DO THIS - Restate the data below word for word. Skip any images it contains.

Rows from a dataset
##############################
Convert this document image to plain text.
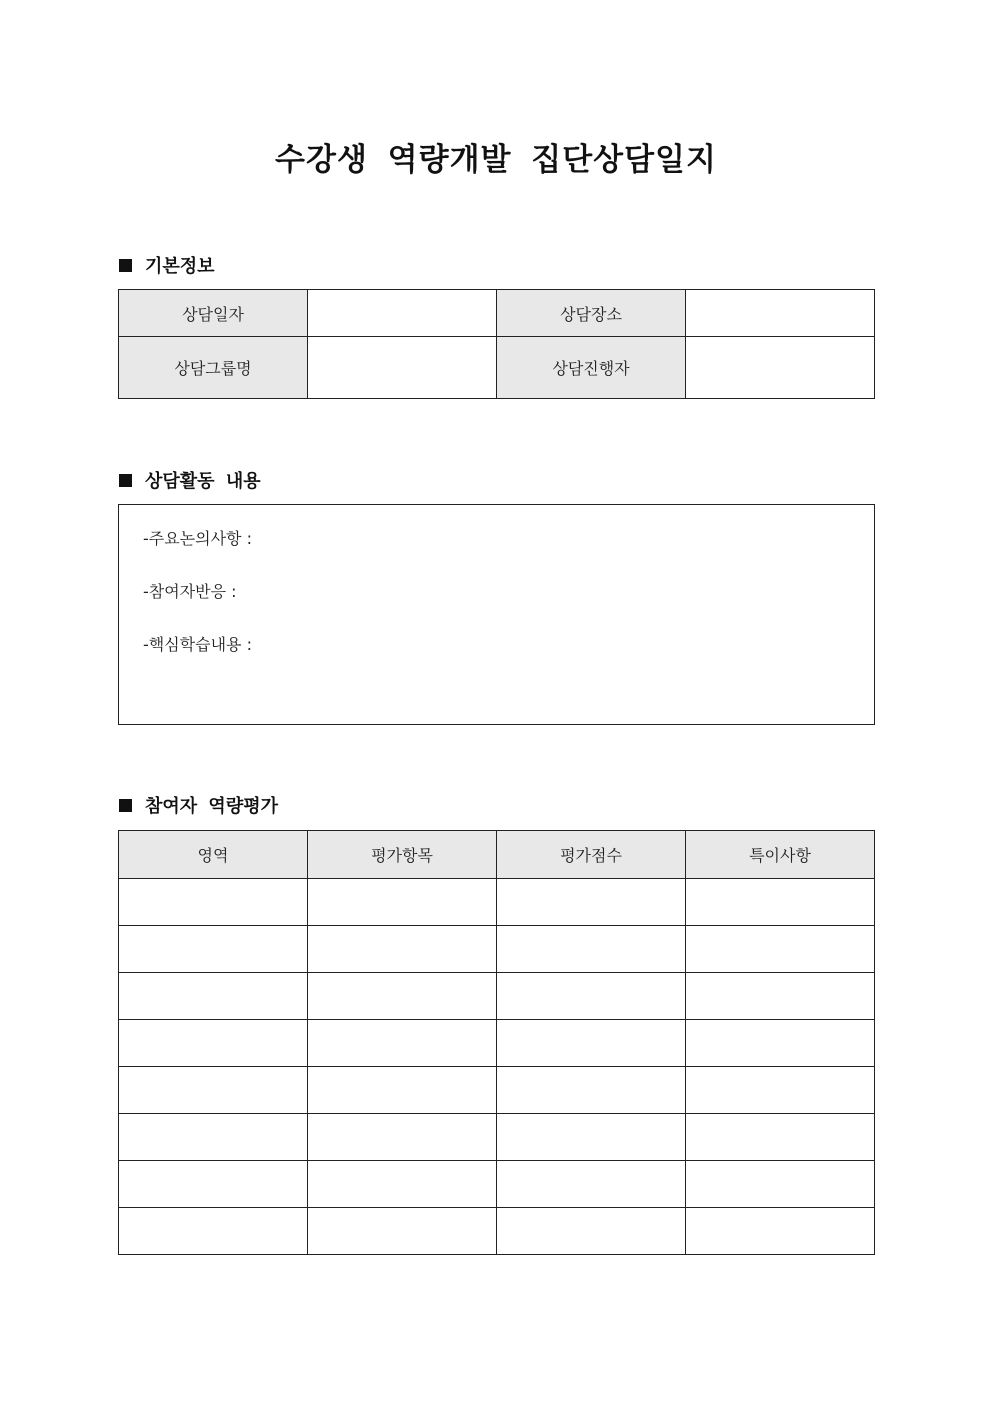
수강생 역량개발 집단상담일지
기본정보
상담일자		상담장소	
상담그룹명		상담진행자	
상담활동 내용
-주요논의사항 :
-참여자반응 :
-핵심학습내용 :
참여자 역량평가
영역	평가항목	평가점수	특이사항
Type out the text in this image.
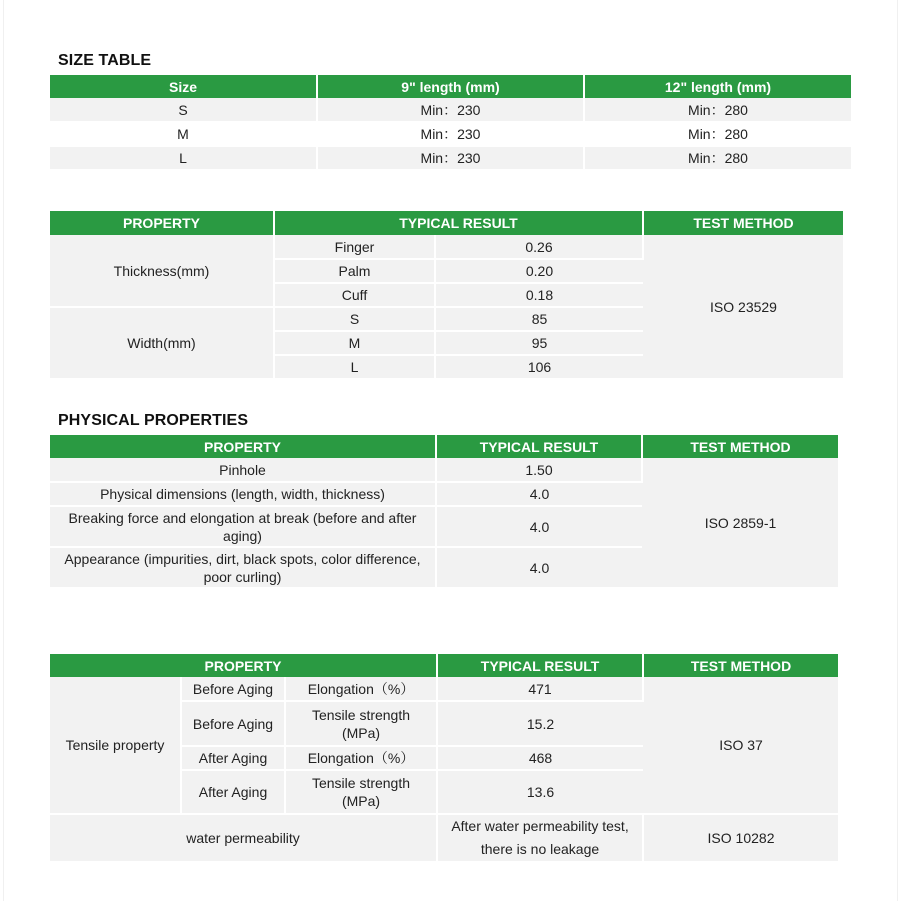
SIZE TABLE
Size	9" length (mm)	12" length (mm)
S	Min：230	Min：280
M	Min：230	Min：280
L	Min：230	Min：280
PROPERTY	TYPICAL RESULT		TEST METHOD
Thickness(mm)	Finger	0.26	ISO 23529
	Palm	0.20	
	Cuff	0.18	
Width(mm)	S	85	
	M	95	
	L	106	
PHYSICAL PROPERTIES
PROPERTY	TYPICAL RESULT	TEST METHOD
Pinhole	1.50	ISO 2859-1
Physical dimensions (length, width, thickness)	4.0	
Breaking force and elongation at break (before and after aging)	4.0	
Appearance (impurities, dirt, black spots, color difference, poor curling)	4.0	
PROPERTY			TYPICAL RESULT	TEST METHOD
Tensile property	Before Aging	Elongation（%）	471	ISO 37
	Before Aging	Tensile strength (MPa)	15.2	
	After Aging	Elongation（%）	468	
	After Aging	Tensile strength (MPa)	13.6	
water permeability			After water permeability test, there is no leakage	ISO 10282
##############################
IN RESPONSE -
Convert this document image to plain text.
수강생 역량개발 집단상담일지
기본정보
상담일자		상담장소	
상담그룹명		상담진행자	
상담활동 내용
-주요논의사항 :
-참여자반응 :
-핵심학습내용 :
참여자 역량평가
영역	평가항목	평가점수	특이사항
Type out the text in this image.
SIZE TABLE
Size	9" length (mm)	12" length (mm)
S	Min：230	Min：280
M	Min：230	Min：280
L	Min：230	Min：280
PROPERTY	TYPICAL RESULT		TEST METHOD
Thickness(mm)	Finger	0.26	ISO 23529
	Palm	0.20	
	Cuff	0.18	
Width(mm)	S	85	
	M	95	
	L	106	
PHYSICAL PROPERTIES
PROPERTY	TYPICAL RESULT	TEST METHOD
Pinhole	1.50	ISO 2859-1
Physical dimensions (length, width, thickness)	4.0	
Breaking force and elongation at break (before and after aging)	4.0	
Appearance (impurities, dirt, black spots, color difference, poor curling)	4.0	
PROPERTY			TYPICAL RESULT	TEST METHOD
Tensile property	Before Aging	Elongation（%）	471	ISO 37
	Before Aging	Tensile strength (MPa)	15.2	
	After Aging	Elongation（%）	468	
	After Aging	Tensile strength (MPa)	13.6	
water permeability			After water permeability test, there is no leakage	ISO 10282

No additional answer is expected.